═══ EXTRAIT FOURNI ═══
Je me souviens parfaitement de cette première rencontre, je l’avais aperçu alors qu’il descendait du légendaire van Wolkswagen de son fils. Un vieil homme bien vivant de quatre-vingt ans, avec d’évidents maux handicapant ses déplacements. Il semblait être quelqu’un s’attendant à être écouté et avait une indiscutable aura de charisme et d’autorité.
J’ai immédiatement réalisé que Minoru Mochizuki sensei semblait vivre deux vies totalement différentes. Dans la normale, il était un vieil homme qui marchait à petits pas continus, souffrant de la chaleur et s’arrêtant parfois pour se reposer. Sur le tatami, il était un maître-dragon qui arrivait à grands pas, dominant situation et spectateurs. Son enseignement était linéaire, les techniques étaient des concepts et les concepts matérialisés en techniques. Minoru Mochizuki sensei montrait une « forme », une possibilité, et expliquait la technique liée en démontrant sa simplicité intrinsèque. L’action semblait aussi simple que respirer quand il la démontrait.
Son expérience était universelle, adaptée à l’étendue de ses études et à la compétence extraordinaire de ses vieux maîtres. Il préférait insister sur certains champs spécifiques : les projections, parfois du groupe des sutemis (techniques sacrifices), les combinaisons de combat au sol avec une préférence pour la strangulation, leviers et immobilisations où Uke était collé à plat ventre au sol. Les techniques aux armes étaient particulières, au-dessus de tous les principes d’escrime au sabre et au bâton. Comme je l’avais vu, au départ, comme un vieil homme en dehors du Dōjō, j’étais d’autant plus impressionné par l’agilité avec laquelle il se déplaçait sur le tatami : dans les projections exécutées dans le mouvement et avec le sens du temps, ce qui transformait le « lancer » en un moment soudain et impalpable ; dans le combat au sol, où il immobilisait des géants, les clouant au sol ; à l’escrime, où il battait ses opposants avec son épée de compétition comme s’il connaissait leurs pensées avant l’action. Nous le suivions comme il errait parmi nous, athlètes, en vérifiant nos performances, expliquant à chacun comme s’améliorer, offrant des solutions techniques subtiles et ingénieuses.
═══ EXTRAITS DE DONNÉES ═══
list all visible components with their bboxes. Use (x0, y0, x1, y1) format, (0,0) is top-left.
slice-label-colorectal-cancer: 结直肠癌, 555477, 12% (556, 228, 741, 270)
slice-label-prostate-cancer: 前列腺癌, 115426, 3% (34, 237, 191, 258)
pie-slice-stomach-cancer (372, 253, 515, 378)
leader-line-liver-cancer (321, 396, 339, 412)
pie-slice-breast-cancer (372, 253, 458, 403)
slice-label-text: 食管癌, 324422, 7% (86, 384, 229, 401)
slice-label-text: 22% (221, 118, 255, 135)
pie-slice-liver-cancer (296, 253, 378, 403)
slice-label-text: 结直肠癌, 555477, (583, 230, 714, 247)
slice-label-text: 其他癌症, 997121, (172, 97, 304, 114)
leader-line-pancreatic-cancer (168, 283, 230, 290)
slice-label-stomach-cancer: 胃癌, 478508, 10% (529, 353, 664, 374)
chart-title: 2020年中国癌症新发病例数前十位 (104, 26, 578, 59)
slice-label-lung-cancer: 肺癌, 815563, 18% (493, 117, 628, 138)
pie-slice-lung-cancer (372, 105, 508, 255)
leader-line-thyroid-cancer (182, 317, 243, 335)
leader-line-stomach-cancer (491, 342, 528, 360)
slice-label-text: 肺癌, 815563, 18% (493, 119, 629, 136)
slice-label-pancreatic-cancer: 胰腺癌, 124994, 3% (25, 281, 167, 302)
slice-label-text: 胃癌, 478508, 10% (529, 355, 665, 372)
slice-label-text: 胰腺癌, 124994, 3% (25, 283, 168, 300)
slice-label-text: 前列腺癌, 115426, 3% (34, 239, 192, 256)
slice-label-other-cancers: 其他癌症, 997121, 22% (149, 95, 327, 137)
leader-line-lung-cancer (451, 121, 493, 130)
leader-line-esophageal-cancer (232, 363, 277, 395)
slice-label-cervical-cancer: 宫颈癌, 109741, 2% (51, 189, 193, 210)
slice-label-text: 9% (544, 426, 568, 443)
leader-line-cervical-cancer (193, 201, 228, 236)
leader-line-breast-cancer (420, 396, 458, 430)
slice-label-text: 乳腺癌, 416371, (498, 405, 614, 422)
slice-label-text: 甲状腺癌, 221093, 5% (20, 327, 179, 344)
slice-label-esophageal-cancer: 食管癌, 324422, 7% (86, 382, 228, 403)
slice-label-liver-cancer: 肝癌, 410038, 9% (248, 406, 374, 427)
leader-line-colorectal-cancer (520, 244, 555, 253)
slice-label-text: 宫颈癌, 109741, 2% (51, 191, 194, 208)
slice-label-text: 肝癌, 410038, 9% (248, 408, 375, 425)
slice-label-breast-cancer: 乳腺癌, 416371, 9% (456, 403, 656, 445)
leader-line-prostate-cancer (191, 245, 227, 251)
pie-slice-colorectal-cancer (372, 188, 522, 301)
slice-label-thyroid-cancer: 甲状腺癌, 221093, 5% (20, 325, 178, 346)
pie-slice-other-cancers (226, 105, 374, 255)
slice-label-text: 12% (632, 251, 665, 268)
═══
CONSIGNES »
1. Restituez à l'identique le passage du texte sur Minoru Mochizuki qui s'ouvre sur les mots contenant « Je me souviens » et se clôt sur « charisme et d’autorité. ».
2. Expliquez en une à trois phrases, d'après le texte sur Minoru Mochizuki, pourquoi le narrateur était d'autant plus impressionné par l'agilité du maître sur le tatami.
Les enregistrements ne jouent aucun rôle ici.

CORRIGÉ »
1.
Je me souviens parfaitement de cette première rencontre, je l’avais aperçu alors qu’il descendait du légendaire van Wolkswagen de son fils. Un vieil homme bien vivant de quatre-vingt ans, avec d’évidents maux handicapant ses déplacements. Il semblait être quelqu’un s’attendant à être écouté et avait une indiscutable aura de charisme et d’autorité.

2. Au départ, le narrateur avait vu Minoru Mochizuki en dehors du Dōjō comme un vieil homme. Son agilité sur le tatami l'en impressionnait donc d'autant plus.